**Exercise brief:** Find the line containing "Output the text content of this document." in the entries; transcribe it and all remaining lines through the end, exactly as they appear, but not the pictures.

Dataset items
—————
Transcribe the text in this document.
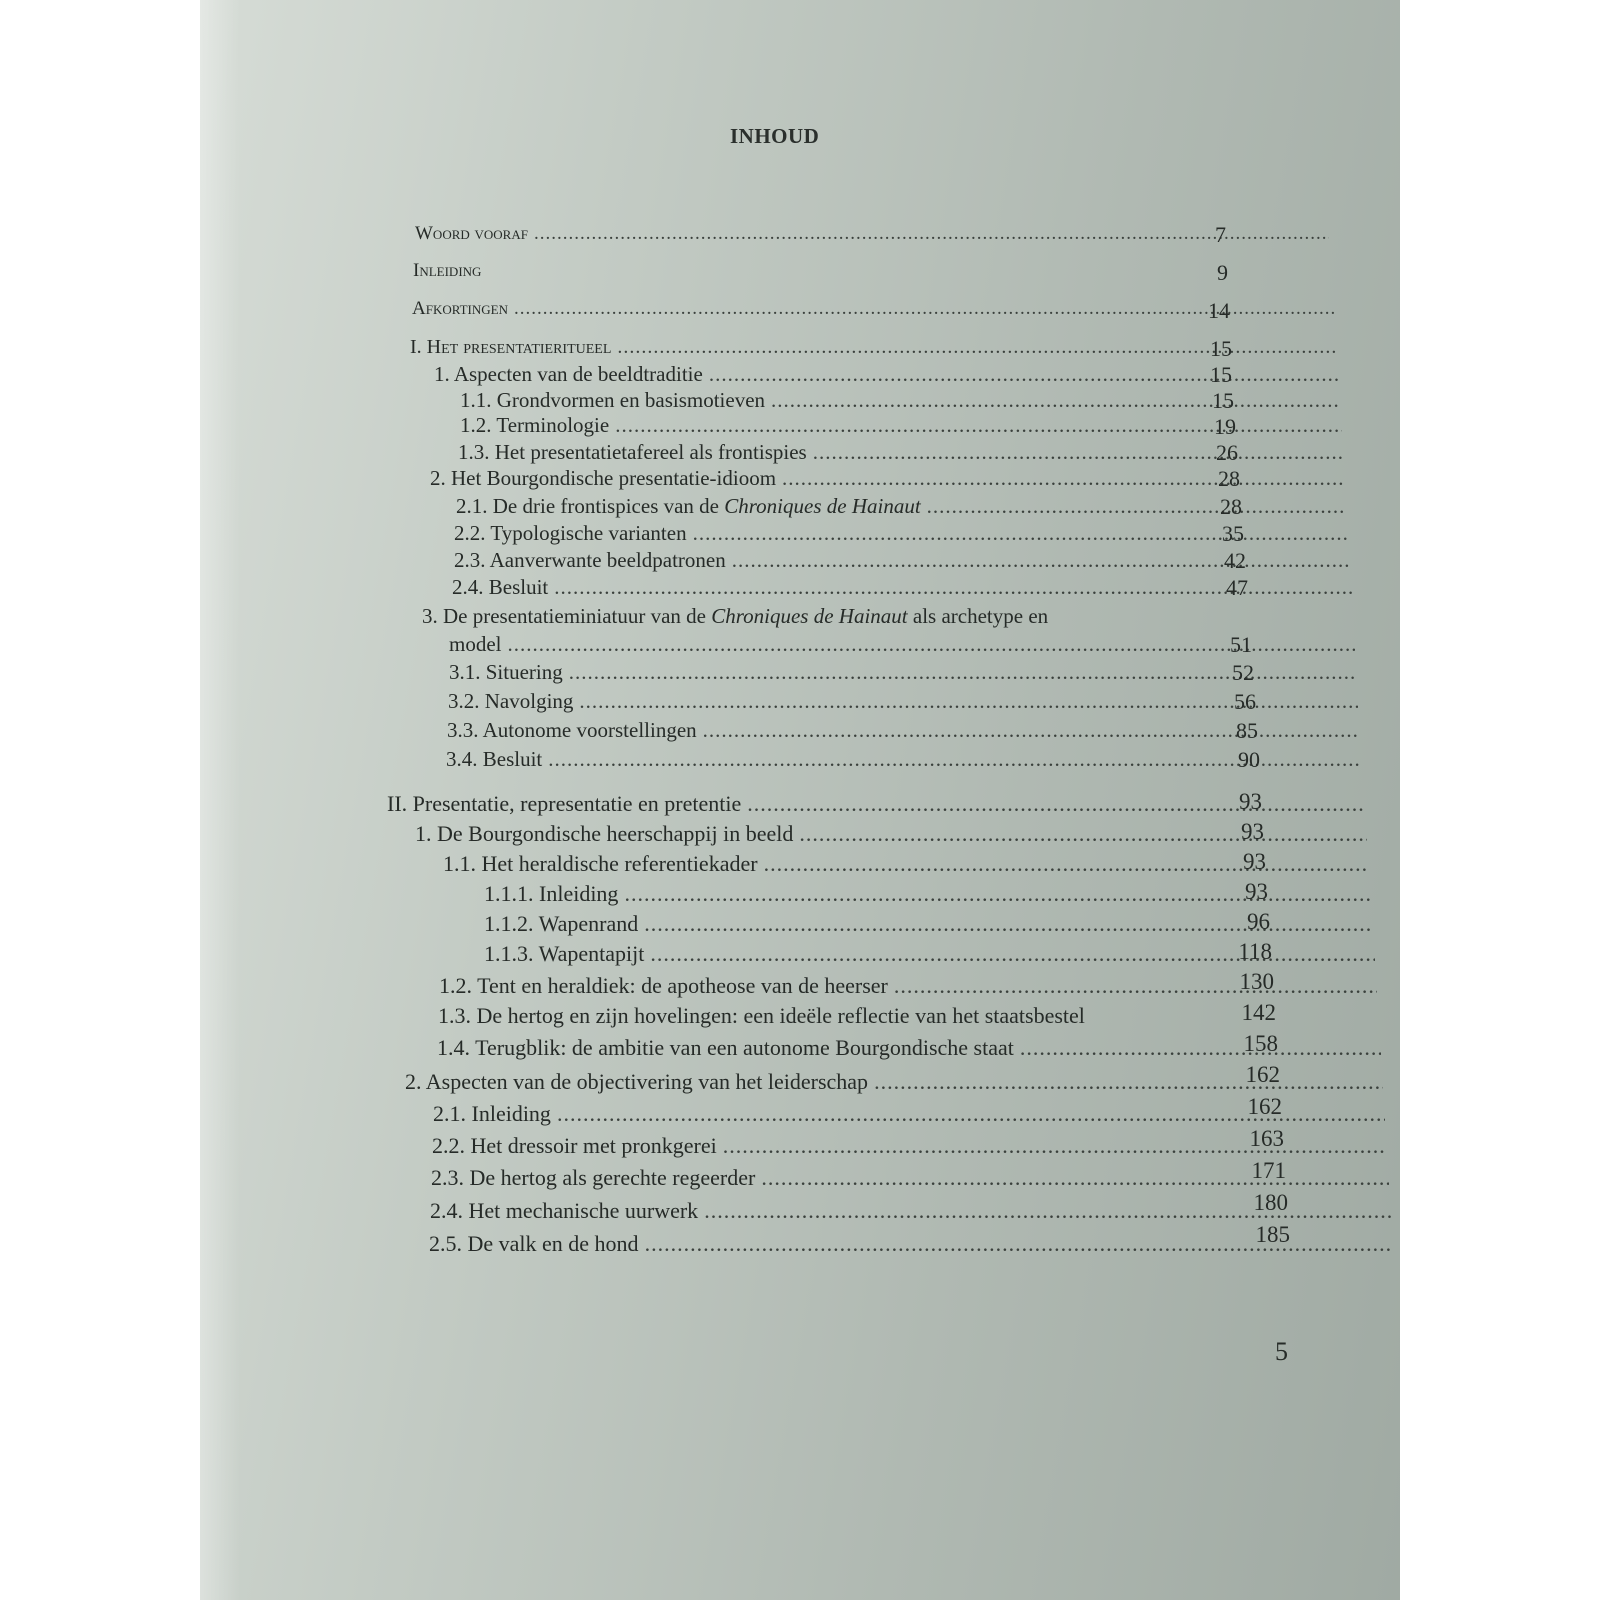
INHOUD
Woord vooraf .....	7
Inleiding	9
Afkortingen .....	14
I. Het presentatieritueel .....	15
1. Aspecten van de beeldtraditie .....	15
1.1. Grondvormen en basismotieven .....	15
1.2. Terminologie .....	19
1.3. Het presentatietafereel als frontispies .....	26
2. Het Bourgondische presentatie-idioom .....	28
2.1. De drie frontispices van de Chroniques de Hainaut .....	28
2.2. Typologische varianten .....	35
2.3. Aanverwante beeldpatronen .....	42
2.4. Besluit .....	47
3. De presentatieminiatuur van de Chroniques de Hainaut als archetype en
model .....	51
3.1. Situering .....	52
3.2. Navolging .....	56
3.3. Autonome voorstellingen .....	85
3.4. Besluit .....	90
II. Presentatie, representatie en pretentie .....	93
1. De Bourgondische heerschappij in beeld .....	93
1.1. Het heraldische referentiekader .....	93
1.1.1. Inleiding .....	93
1.1.2. Wapenrand .....	96
1.1.3. Wapentapijt .....	118
1.2. Tent en heraldiek: de apotheose van de heerser .....	130
1.3. De hertog en zijn hovelingen: een ideële reflectie van het staatsbestel	142
1.4. Terugblik: de ambitie van een autonome Bourgondische staat .....	158
2. Aspecten van de objectivering van het leiderschap .....	162
2.1. Inleiding .....	162
2.2. Het dressoir met pronkgerei .....	163
2.3. De hertog als gerechte regeerder .....	171
2.4. Het mechanische uurwerk .....	180
2.5. De valk en de hond .....	185
5
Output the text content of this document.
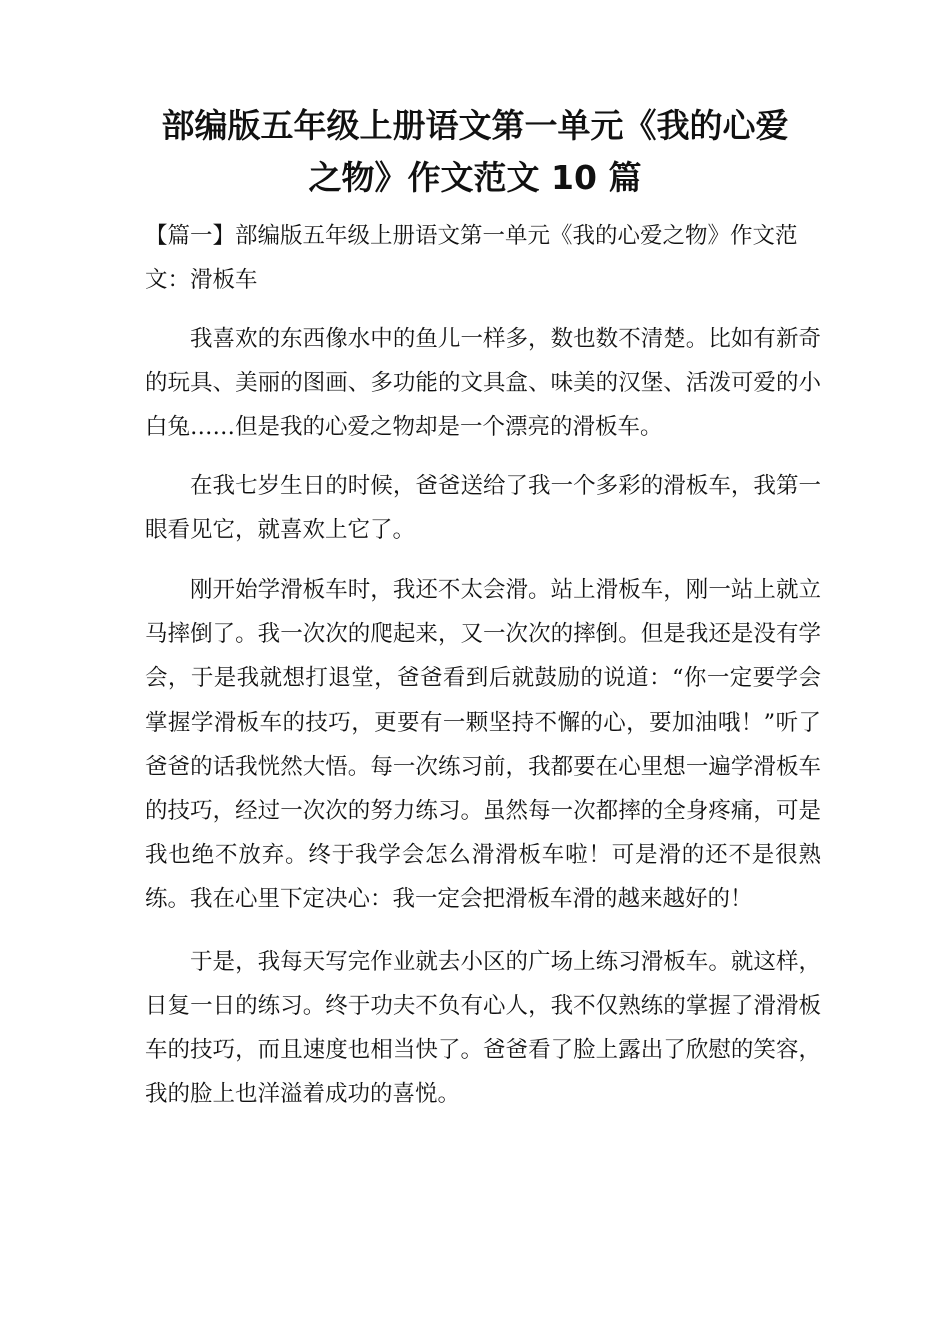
部编版五年级上册语文第一单元《我的心爱
之物》作文范文 10 篇

【篇一】部编版五年级上册语文第一单元《我的心爱之物》作文范文：滑板车

我喜欢的东西像水中的鱼儿一样多，数也数不清楚。比如有新奇的玩具、美丽的图画、多功能的文具盒、味美的汉堡、活泼可爱的小白兔……但是我的心爱之物却是一个漂亮的滑板车。

在我七岁生日的时候，爸爸送给了我一个多彩的滑板车，我第一眼看见它，就喜欢上它了。

刚开始学滑板车时，我还不太会滑。站上滑板车，刚一站上就立马摔倒了。我一次次的爬起来，又一次次的摔倒。但是我还是没有学会，于是我就想打退堂，爸爸看到后就鼓励的说道：“你一定要学会掌握学滑板车的技巧，更要有一颗坚持不懈的心，要加油哦！”听了爸爸的话我恍然大悟。每一次练习前，我都要在心里想一遍学滑板车的技巧，经过一次次的努力练习。虽然每一次都摔的全身疼痛，可是我也绝不放弃。终于我学会怎么滑滑板车啦！可是滑的还不是很熟练。我在心里下定决心：我一定会把滑板车滑的越来越好的！

于是，我每天写完作业就去小区的广场上练习滑板车。就这样，日复一日的练习。终于功夫不负有心人，我不仅熟练的掌握了滑滑板车的技巧，而且速度也相当快了。爸爸看了脸上露出了欣慰的笑容，我的脸上也洋溢着成功的喜悦。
—————
**Final result:**
Output the text content of this document.
部编版五年级上册语文第一单元《我的心爱
之物》作文范文 10 篇

【篇一】部编版五年级上册语文第一单元《我的心爱之物》作文范文：滑板车

我喜欢的东西像水中的鱼儿一样多，数也数不清楚。比如有新奇的玩具、美丽的图画、多功能的文具盒、味美的汉堡、活泼可爱的小白兔……但是我的心爱之物却是一个漂亮的滑板车。

在我七岁生日的时候，爸爸送给了我一个多彩的滑板车，我第一眼看见它，就喜欢上它了。

刚开始学滑板车时，我还不太会滑。站上滑板车，刚一站上就立马摔倒了。我一次次的爬起来，又一次次的摔倒。但是我还是没有学会，于是我就想打退堂，爸爸看到后就鼓励的说道：“你一定要学会掌握学滑板车的技巧，更要有一颗坚持不懈的心，要加油哦！”听了爸爸的话我恍然大悟。每一次练习前，我都要在心里想一遍学滑板车的技巧，经过一次次的努力练习。虽然每一次都摔的全身疼痛，可是我也绝不放弃。终于我学会怎么滑滑板车啦！可是滑的还不是很熟练。我在心里下定决心：我一定会把滑板车滑的越来越好的！

于是，我每天写完作业就去小区的广场上练习滑板车。就这样，日复一日的练习。终于功夫不负有心人，我不仅熟练的掌握了滑滑板车的技巧，而且速度也相当快了。爸爸看了脸上露出了欣慰的笑容，我的脸上也洋溢着成功的喜悦。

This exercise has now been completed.